◆ Exercise material
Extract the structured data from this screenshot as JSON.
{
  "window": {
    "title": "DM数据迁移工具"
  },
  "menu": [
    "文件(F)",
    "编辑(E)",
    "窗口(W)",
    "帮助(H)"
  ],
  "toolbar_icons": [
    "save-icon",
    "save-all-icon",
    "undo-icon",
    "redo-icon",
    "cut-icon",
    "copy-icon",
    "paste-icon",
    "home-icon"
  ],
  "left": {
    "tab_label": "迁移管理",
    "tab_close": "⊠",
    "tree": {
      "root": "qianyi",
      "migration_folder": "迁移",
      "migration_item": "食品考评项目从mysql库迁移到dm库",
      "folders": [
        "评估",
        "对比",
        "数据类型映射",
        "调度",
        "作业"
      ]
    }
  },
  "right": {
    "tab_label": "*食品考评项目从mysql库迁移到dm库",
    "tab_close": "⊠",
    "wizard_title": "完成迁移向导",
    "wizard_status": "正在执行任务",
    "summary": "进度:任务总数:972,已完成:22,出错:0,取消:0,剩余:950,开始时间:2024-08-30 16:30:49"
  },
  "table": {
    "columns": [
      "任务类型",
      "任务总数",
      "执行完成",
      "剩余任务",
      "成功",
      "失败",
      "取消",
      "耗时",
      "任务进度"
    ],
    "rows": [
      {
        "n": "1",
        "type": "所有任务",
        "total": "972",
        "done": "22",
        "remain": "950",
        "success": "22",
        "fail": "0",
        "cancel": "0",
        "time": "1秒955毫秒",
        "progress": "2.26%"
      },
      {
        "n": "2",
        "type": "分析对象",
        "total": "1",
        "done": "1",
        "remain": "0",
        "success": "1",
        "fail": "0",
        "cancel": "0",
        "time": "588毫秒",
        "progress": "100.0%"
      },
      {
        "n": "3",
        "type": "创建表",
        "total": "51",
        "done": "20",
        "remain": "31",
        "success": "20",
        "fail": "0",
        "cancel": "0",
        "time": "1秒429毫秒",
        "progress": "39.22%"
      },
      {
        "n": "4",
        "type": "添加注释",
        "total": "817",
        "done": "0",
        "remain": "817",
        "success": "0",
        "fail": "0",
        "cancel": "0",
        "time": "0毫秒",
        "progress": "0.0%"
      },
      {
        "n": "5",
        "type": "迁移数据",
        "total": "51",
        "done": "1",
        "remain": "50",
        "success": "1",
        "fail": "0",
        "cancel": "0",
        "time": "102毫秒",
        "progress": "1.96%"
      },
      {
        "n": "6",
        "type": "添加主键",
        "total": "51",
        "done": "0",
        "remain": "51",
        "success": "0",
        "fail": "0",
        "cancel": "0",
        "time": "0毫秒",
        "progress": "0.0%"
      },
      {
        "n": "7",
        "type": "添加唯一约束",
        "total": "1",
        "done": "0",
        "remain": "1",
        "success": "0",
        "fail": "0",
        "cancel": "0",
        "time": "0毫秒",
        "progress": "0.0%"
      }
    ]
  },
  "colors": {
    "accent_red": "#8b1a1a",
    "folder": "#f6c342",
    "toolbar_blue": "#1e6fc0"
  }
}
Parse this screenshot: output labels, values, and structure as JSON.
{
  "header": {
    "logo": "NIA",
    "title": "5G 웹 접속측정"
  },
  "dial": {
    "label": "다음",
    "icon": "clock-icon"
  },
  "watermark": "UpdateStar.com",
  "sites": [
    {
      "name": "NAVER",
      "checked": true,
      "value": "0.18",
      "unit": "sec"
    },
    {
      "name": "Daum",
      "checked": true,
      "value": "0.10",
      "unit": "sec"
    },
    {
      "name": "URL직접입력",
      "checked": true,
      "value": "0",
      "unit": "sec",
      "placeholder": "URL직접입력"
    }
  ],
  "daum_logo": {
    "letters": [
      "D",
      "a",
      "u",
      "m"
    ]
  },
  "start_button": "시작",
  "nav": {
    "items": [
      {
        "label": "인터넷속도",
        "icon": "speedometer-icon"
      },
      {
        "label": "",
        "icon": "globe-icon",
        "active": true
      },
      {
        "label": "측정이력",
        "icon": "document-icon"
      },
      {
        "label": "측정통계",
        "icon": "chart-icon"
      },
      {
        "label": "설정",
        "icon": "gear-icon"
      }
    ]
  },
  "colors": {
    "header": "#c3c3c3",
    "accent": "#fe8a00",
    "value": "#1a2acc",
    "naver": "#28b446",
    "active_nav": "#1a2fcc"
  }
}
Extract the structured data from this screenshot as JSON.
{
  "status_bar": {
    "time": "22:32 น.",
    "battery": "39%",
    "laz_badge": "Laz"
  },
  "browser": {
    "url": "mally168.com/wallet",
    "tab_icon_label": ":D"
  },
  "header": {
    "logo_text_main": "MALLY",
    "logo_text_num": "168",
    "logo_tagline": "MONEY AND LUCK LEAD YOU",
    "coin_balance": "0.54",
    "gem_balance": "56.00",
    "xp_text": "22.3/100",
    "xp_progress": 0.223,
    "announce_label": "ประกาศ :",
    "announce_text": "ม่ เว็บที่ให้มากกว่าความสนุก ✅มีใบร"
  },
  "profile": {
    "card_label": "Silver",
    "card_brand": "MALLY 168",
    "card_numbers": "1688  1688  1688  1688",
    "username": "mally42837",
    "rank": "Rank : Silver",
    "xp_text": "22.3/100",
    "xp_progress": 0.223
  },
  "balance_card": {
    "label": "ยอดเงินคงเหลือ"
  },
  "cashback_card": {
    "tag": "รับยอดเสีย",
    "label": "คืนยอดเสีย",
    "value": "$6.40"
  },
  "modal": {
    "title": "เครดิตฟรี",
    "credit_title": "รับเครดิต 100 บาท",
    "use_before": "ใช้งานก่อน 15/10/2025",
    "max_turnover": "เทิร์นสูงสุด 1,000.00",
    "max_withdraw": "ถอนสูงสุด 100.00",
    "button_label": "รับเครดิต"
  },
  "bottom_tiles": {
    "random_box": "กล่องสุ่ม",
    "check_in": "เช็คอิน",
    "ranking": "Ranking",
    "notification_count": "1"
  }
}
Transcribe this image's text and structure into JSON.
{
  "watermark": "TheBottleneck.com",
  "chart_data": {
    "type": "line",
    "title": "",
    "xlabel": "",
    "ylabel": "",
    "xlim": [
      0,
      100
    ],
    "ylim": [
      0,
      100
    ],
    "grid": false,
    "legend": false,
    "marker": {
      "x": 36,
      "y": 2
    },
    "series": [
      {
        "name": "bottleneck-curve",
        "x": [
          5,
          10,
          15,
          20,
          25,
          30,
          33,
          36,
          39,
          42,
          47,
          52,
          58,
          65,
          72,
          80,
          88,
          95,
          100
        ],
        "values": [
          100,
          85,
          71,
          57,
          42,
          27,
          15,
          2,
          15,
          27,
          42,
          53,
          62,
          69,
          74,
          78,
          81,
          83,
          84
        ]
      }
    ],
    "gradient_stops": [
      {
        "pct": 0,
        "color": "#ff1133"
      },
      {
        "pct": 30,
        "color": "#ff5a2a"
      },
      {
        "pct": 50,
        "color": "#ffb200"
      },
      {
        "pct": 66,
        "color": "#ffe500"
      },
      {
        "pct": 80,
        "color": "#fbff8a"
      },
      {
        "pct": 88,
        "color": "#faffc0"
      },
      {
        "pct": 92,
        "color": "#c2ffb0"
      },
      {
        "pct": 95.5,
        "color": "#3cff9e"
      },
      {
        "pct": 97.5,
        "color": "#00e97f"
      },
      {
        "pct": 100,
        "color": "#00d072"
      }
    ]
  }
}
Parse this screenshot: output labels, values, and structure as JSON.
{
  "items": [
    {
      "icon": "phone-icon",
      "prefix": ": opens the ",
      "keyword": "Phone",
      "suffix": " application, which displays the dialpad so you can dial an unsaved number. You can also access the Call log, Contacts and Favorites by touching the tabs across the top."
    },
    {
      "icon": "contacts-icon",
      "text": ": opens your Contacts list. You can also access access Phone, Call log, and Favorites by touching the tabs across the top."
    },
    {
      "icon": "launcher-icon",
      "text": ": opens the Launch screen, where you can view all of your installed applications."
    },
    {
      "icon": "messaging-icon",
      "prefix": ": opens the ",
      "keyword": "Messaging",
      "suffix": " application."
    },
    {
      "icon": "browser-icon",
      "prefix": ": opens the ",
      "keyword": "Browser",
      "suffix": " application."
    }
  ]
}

◆ Work to do
Using the data above, copy each line that contains "also".

◆ Exercise response
      "suffix": " application, which displays the dialpad so you can dial an unsaved number. You can also access the Call log, Contacts and Favorites by touching the tabs across the top."
      "text": ": opens your Contacts list. You can also access access Phone, Call log, and Favorites by touching the tabs across the top."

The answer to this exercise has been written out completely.